What you will do = Quote all of the data that follows exactly as written, skipping the images.

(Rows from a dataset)
--- Begin ---

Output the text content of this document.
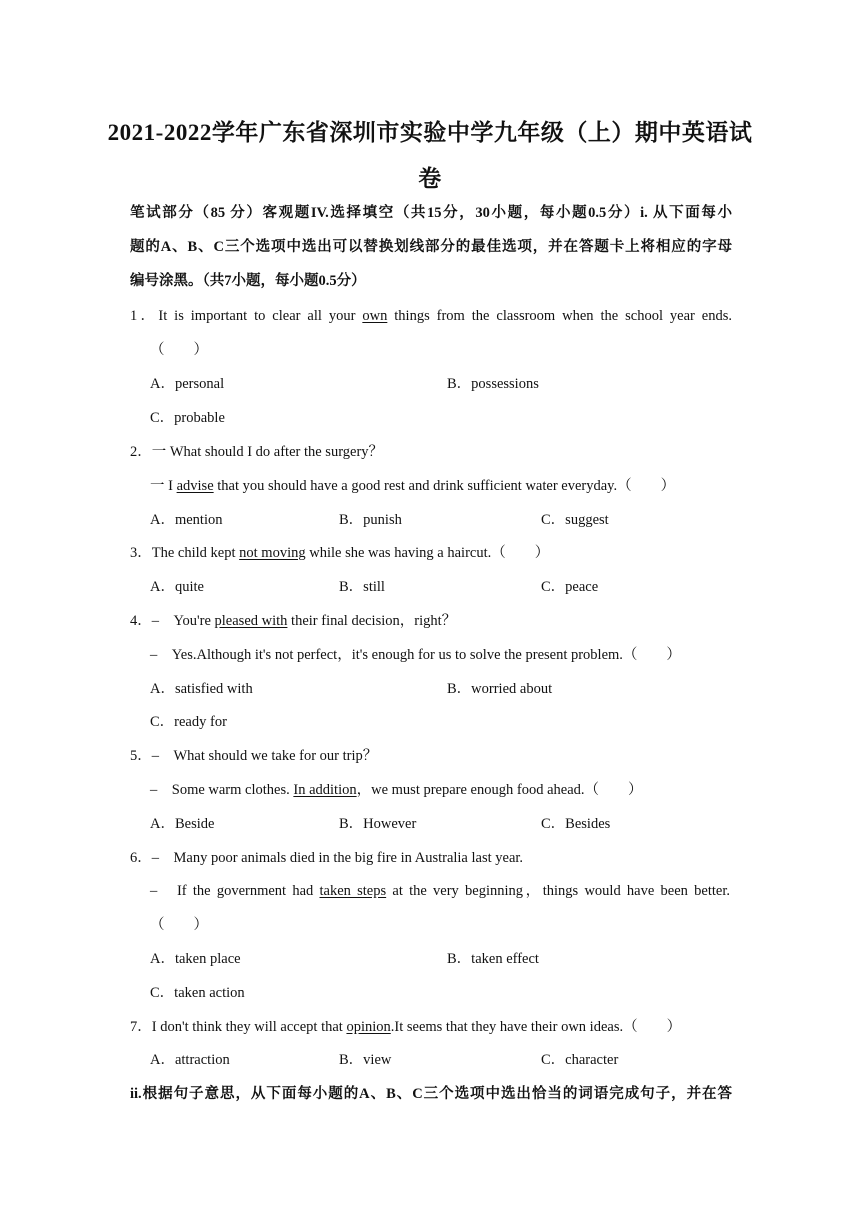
2021-2022学年广东省深圳市实验中学九年级（上）期中英语试
卷
笔试部分（85 分）客观题IV.选择填空（共15分，30小题，每小题0.5分）i. 从下面每小
题的A、B、C三个选项中选出可以替换划线部分的最佳选项，并在答题卡上将相应的字母
编号涂黑。（共7小题，每小题0.5分）
1．It is important to clear all your own things from the classroom when the school year ends.
（　　）
A．personal	B．possessions
C．probable
2．一 What should I do after the surgery？
一 I advise that you should have a good rest and drink sufficient water everyday.（　　）
A．mention	B．punish	C．suggest
3．The child kept not moving while she was having a haircut.（　　）
A．quite	B．still	C．peace
4．–　You're pleased with their final decision，right？
–　Yes.Although it's not perfect，it's enough for us to solve the present problem.（　　）
A．satisfied with	B．worried about
C．ready for
5．–　What should we take for our trip？
–　Some warm clothes. In addition，we must prepare enough food ahead.（　　）
A．Beside	B．However	C．Besides
6．–　Many poor animals died in the big fire in Australia last year.
–　If the government had taken steps at the very beginning，things would have been better.
（　　）
A．taken place	B．taken effect
C．taken action
7．I don't think they will accept that opinion.It seems that they have their own ideas.（　　）
A．attraction	B．view	C．character
ii.根据句子意思，从下面每小题的A、B、C三个选项中选出恰当的词语完成句子，并在答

--- End ---

Right answer =
Output the text content of this document.
2021-2022学年广东省深圳市实验中学九年级（上）期中英语试
卷
笔试部分（85 分）客观题IV.选择填空（共15分，30小题，每小题0.5分）i. 从下面每小
题的A、B、C三个选项中选出可以替换划线部分的最佳选项，并在答题卡上将相应的字母
编号涂黑。（共7小题，每小题0.5分）
1．It is important to clear all your own things from the classroom when the school year ends.
（　　）
A．personal	B．possessions
C．probable
2．一 What should I do after the surgery？
一 I advise that you should have a good rest and drink sufficient water everyday.（　　）
A．mention	B．punish	C．suggest
3．The child kept not moving while she was having a haircut.（　　）
A．quite	B．still	C．peace
4．–　You're pleased with their final decision，right？
–　Yes.Although it's not perfect，it's enough for us to solve the present problem.（　　）
A．satisfied with	B．worried about
C．ready for
5．–　What should we take for our trip？
–　Some warm clothes. In addition，we must prepare enough food ahead.（　　）
A．Beside	B．However	C．Besides
6．–　Many poor animals died in the big fire in Australia last year.
–　If the government had taken steps at the very beginning，things would have been better.
（　　）
A．taken place	B．taken effect
C．taken action
7．I don't think they will accept that opinion.It seems that they have their own ideas.（　　）
A．attraction	B．view	C．character
ii.根据句子意思，从下面每小题的A、B、C三个选项中选出恰当的词语完成句子，并在答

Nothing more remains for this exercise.